WHAT IS REQUIRED. Copy out all lines in the data below containing the string "JSON".

(Items listed in a dataset)

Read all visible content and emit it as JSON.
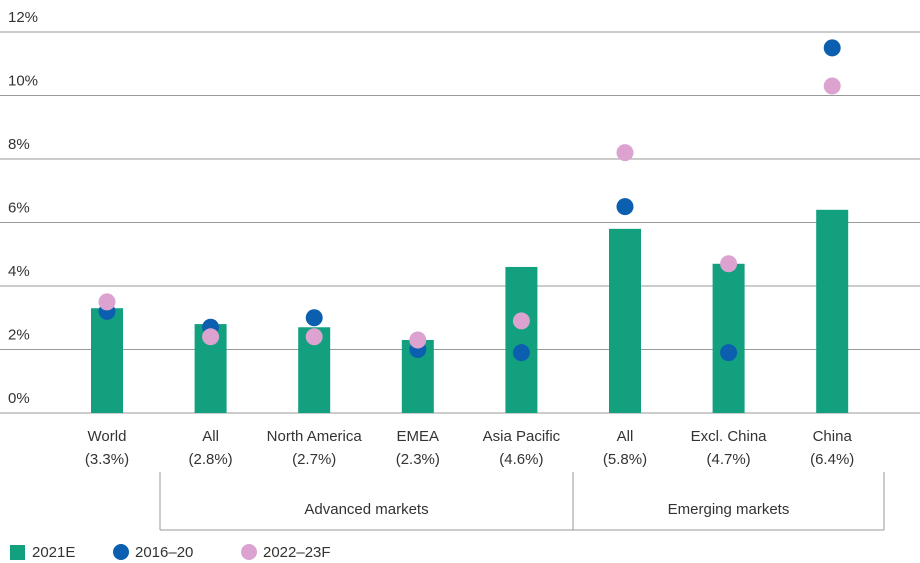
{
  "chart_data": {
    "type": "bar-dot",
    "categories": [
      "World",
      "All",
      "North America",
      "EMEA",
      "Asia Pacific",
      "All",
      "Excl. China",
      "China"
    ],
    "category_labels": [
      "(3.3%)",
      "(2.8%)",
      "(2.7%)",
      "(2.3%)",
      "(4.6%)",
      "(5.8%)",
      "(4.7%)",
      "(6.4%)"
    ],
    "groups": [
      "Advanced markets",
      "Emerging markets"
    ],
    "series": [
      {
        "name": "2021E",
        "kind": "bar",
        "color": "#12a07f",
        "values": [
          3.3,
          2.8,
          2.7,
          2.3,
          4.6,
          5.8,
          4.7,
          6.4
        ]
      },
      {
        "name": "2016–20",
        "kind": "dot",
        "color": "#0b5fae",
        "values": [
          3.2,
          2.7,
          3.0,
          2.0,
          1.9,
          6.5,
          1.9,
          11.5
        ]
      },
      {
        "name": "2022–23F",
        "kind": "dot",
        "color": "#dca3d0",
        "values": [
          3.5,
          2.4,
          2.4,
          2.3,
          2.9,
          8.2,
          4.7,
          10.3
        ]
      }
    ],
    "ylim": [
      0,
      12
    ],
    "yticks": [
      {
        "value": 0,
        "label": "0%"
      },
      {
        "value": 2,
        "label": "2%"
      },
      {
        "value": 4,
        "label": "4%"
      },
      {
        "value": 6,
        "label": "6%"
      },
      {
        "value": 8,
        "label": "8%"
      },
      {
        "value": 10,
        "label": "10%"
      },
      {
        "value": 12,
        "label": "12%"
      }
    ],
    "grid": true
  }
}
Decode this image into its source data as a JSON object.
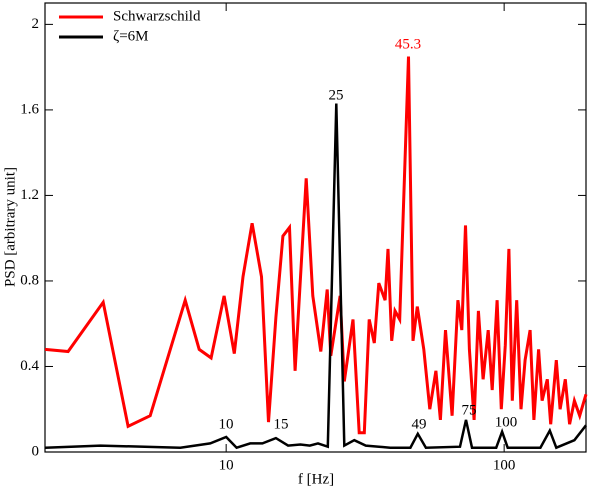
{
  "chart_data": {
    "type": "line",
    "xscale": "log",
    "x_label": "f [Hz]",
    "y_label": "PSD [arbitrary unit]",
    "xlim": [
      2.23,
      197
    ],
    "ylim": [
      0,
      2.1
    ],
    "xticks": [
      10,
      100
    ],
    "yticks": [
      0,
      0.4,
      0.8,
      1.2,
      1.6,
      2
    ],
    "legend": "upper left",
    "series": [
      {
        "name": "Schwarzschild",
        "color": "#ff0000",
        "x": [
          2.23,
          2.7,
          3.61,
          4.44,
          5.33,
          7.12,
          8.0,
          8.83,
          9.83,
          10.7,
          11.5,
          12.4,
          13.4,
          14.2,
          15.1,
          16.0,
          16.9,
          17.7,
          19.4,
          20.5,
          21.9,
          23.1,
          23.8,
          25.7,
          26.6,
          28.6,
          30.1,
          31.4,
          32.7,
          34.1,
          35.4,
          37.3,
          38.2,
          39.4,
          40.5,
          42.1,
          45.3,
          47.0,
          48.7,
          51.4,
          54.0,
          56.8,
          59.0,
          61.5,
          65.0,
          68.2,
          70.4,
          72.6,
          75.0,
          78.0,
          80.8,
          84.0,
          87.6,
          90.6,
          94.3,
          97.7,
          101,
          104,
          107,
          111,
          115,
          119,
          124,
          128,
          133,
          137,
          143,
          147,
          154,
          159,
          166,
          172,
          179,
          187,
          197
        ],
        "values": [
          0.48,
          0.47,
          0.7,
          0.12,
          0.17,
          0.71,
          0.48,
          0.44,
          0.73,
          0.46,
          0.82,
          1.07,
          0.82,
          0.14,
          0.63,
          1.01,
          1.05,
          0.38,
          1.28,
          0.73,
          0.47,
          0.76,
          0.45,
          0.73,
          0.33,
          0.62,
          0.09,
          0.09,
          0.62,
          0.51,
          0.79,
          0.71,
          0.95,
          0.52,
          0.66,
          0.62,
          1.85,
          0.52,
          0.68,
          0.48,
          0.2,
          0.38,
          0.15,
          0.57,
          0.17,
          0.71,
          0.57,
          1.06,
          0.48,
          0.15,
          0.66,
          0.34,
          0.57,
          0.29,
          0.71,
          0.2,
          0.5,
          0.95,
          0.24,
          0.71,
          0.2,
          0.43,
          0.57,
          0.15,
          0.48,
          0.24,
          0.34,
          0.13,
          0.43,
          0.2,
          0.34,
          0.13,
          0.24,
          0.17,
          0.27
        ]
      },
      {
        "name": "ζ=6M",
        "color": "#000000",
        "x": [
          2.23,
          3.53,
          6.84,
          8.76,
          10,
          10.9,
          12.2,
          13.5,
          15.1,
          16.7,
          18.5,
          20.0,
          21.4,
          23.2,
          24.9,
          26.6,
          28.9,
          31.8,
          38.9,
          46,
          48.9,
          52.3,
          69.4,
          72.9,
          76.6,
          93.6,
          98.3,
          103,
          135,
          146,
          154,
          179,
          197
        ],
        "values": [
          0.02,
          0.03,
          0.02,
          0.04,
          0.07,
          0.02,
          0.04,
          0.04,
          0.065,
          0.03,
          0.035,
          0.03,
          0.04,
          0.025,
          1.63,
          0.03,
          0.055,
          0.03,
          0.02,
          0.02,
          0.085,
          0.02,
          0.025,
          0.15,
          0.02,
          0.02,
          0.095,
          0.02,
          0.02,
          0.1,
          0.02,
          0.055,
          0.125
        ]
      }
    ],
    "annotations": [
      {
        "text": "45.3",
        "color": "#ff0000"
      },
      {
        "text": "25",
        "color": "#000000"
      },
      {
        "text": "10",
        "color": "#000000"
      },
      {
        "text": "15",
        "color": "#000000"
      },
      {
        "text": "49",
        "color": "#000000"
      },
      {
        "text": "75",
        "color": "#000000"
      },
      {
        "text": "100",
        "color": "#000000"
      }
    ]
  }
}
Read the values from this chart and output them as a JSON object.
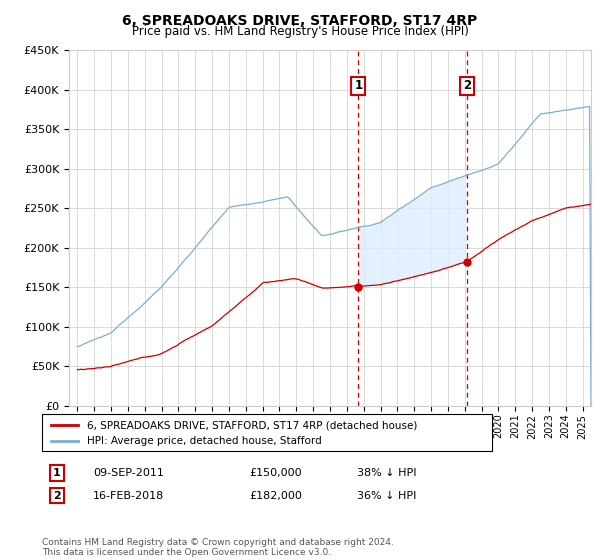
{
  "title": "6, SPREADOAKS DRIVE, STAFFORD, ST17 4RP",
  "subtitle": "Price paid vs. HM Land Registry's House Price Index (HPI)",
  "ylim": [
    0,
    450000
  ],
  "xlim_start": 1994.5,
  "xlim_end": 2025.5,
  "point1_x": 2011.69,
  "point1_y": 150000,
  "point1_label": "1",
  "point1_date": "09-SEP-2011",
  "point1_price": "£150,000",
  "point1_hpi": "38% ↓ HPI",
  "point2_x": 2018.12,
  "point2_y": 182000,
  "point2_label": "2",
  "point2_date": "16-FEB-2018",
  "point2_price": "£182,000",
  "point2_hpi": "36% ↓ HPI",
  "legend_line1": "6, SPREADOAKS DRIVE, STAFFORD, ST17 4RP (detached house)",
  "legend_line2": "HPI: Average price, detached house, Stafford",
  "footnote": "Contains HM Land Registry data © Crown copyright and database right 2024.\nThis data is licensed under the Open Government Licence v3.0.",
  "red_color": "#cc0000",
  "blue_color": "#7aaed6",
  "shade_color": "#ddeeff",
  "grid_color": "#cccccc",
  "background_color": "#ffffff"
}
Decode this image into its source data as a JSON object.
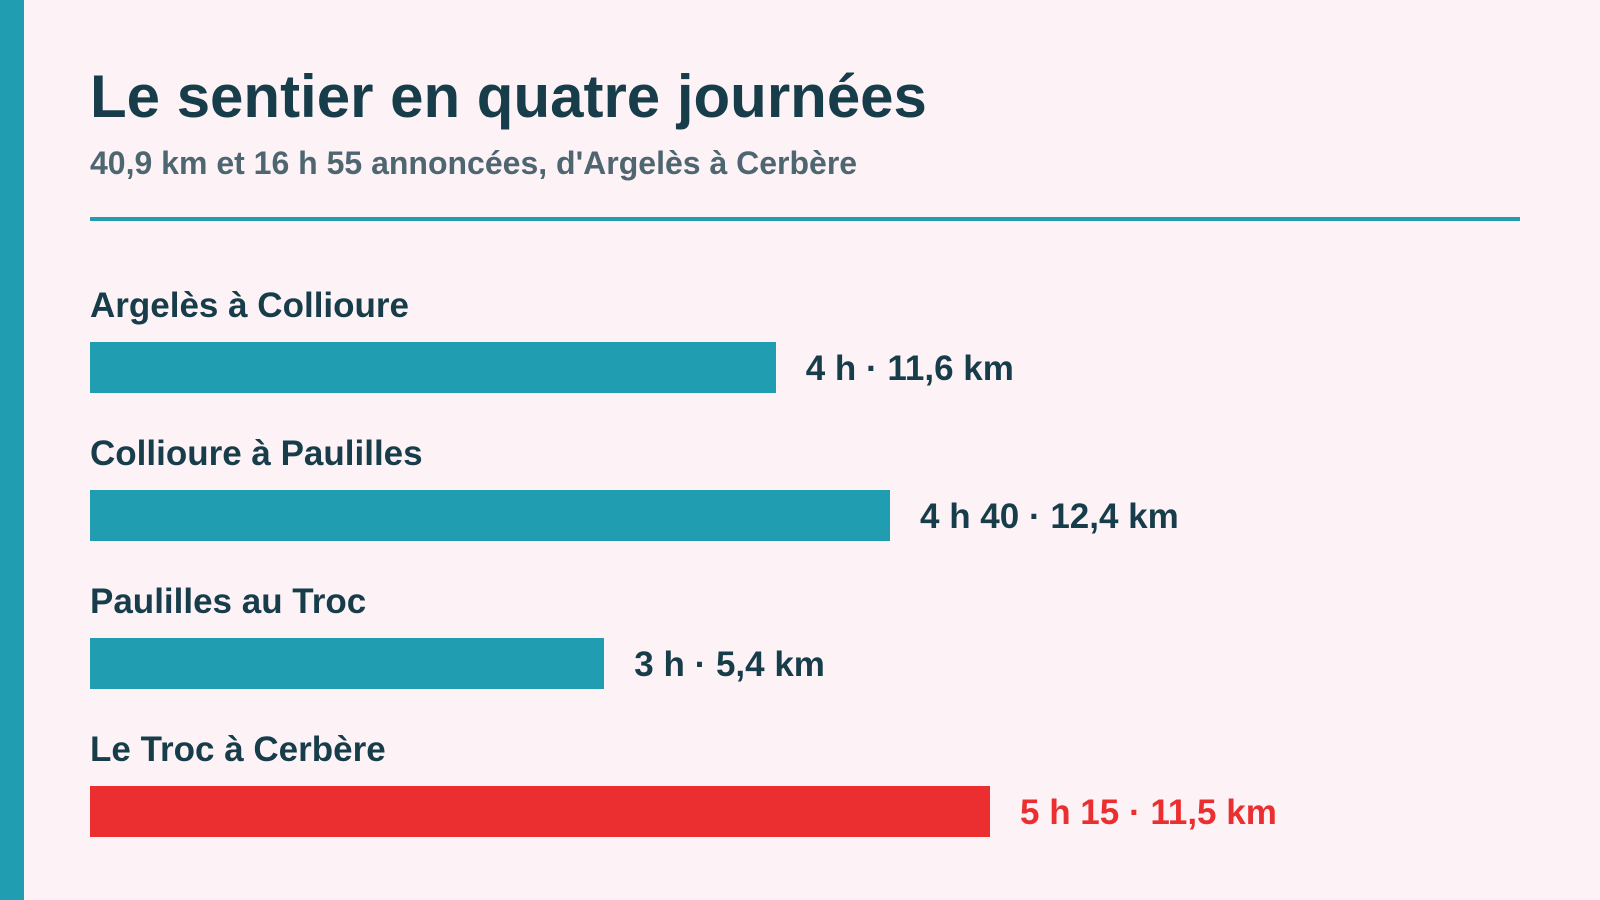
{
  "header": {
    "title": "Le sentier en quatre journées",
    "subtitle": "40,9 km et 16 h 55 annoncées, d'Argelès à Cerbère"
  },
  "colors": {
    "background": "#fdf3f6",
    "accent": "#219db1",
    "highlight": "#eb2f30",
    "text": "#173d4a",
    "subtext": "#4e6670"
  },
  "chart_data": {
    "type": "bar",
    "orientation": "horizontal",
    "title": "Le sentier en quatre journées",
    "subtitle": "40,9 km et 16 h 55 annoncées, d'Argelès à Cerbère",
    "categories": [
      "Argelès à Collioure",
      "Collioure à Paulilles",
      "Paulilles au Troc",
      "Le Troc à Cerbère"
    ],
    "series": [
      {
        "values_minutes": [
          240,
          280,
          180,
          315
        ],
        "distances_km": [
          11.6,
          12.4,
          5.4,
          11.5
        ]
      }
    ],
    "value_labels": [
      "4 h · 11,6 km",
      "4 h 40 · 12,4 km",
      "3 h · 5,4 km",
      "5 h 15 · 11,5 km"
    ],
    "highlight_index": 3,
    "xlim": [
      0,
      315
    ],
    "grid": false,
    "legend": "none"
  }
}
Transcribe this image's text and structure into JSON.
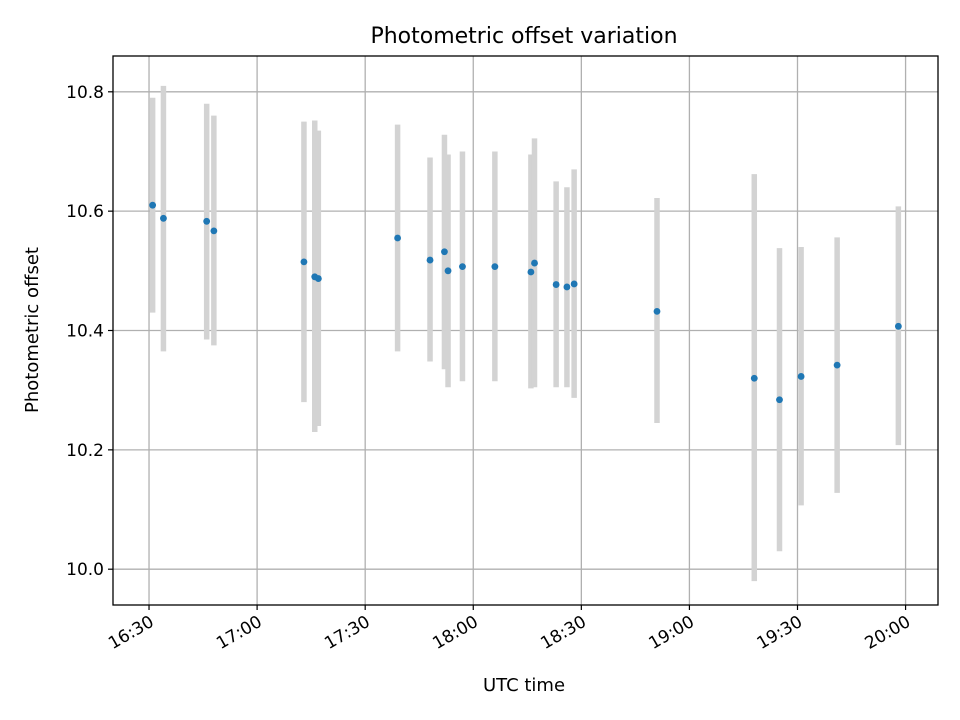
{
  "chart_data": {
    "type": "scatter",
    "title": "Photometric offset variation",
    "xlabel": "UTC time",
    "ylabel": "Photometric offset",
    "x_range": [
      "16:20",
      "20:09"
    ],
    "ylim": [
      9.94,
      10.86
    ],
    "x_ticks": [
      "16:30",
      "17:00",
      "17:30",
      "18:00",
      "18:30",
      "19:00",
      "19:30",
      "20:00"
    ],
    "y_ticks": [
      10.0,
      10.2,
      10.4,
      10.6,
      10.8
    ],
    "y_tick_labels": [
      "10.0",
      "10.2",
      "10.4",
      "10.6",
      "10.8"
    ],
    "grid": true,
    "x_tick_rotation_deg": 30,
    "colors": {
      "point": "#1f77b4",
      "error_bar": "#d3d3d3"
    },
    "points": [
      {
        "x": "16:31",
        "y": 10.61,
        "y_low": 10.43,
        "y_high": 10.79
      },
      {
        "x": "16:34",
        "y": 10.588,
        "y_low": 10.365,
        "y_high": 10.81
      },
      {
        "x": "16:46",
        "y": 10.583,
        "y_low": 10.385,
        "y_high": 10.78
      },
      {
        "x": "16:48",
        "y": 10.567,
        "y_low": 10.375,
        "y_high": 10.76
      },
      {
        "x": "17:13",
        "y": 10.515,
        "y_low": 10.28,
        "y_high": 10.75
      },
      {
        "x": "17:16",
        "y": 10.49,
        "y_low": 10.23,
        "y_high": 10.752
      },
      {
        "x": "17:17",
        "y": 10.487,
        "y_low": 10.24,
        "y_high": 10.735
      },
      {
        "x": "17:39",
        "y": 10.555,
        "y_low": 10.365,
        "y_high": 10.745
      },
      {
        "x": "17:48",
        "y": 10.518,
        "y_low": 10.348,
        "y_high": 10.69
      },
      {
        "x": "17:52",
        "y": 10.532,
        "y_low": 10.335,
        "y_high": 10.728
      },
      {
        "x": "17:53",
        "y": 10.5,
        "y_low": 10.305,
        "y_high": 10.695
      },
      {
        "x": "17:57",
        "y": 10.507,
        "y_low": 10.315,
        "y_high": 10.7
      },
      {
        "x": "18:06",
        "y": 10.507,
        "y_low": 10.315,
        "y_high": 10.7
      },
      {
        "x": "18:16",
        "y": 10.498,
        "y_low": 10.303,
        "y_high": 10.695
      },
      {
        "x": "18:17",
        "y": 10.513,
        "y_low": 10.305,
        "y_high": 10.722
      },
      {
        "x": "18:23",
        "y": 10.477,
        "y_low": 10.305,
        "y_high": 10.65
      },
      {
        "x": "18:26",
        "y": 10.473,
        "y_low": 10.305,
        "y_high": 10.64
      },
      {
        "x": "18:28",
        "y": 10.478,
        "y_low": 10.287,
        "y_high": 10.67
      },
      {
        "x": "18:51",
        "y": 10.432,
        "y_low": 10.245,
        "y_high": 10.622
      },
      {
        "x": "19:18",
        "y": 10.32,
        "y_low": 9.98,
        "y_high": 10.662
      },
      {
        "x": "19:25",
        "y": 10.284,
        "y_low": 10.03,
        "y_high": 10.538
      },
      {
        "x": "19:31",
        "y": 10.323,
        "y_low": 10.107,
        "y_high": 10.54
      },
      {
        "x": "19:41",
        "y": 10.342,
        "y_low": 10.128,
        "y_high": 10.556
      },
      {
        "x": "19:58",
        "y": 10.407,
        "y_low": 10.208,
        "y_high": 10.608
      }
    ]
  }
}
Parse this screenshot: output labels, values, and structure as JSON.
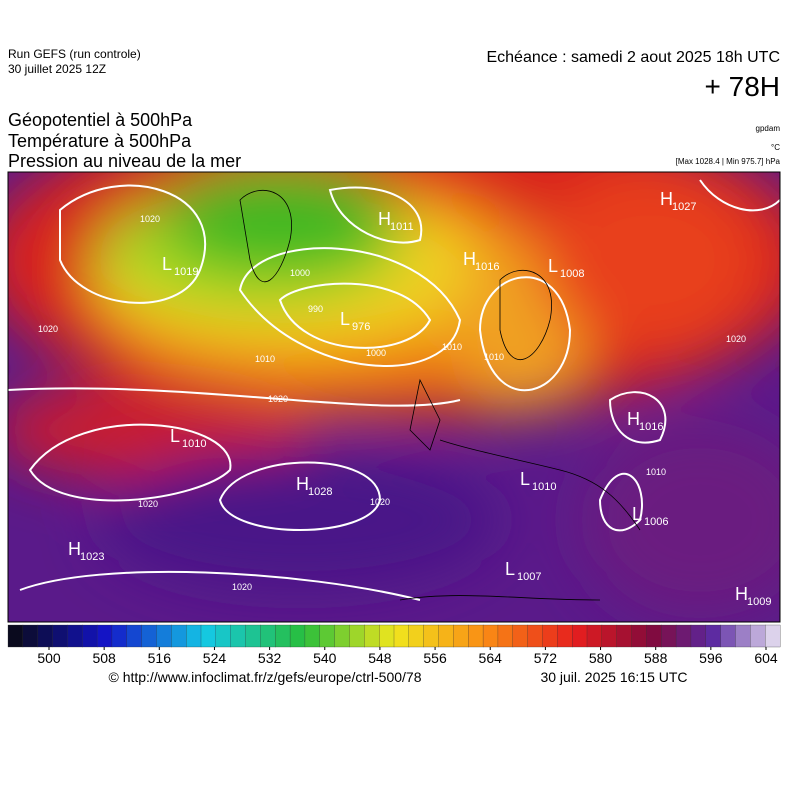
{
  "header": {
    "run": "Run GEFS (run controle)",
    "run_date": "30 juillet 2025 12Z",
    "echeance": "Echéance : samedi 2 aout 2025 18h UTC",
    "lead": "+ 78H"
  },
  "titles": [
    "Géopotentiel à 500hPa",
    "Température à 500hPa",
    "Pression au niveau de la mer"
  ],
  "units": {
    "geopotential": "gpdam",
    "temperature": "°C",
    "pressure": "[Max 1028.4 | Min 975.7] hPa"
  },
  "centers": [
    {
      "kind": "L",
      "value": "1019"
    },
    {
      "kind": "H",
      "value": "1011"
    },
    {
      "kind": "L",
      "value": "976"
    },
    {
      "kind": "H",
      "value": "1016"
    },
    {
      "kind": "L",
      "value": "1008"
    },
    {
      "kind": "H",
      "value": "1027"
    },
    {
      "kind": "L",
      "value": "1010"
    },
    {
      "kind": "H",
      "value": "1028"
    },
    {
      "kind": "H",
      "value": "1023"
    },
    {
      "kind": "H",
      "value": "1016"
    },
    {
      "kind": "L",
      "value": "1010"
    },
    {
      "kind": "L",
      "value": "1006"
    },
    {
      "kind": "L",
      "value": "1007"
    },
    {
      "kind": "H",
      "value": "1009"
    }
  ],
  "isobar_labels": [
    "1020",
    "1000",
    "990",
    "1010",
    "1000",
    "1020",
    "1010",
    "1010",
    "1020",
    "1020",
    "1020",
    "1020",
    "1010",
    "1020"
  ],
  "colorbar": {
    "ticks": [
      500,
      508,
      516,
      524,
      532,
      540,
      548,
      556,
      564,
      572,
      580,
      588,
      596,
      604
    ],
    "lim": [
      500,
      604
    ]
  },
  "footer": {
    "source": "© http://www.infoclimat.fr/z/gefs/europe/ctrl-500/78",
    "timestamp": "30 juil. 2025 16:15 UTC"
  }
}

SOLVED EXERCISE.
Read all visible content and emit it as JSON.
Decode this image into its source data as a JSON object.
Read the values from this chart and output them as a JSON object.
Decode this image into its source data as a JSON object.
Transcribe this image's text and structure into JSON.
Parse this screenshot: output labels, values, and structure as JSON.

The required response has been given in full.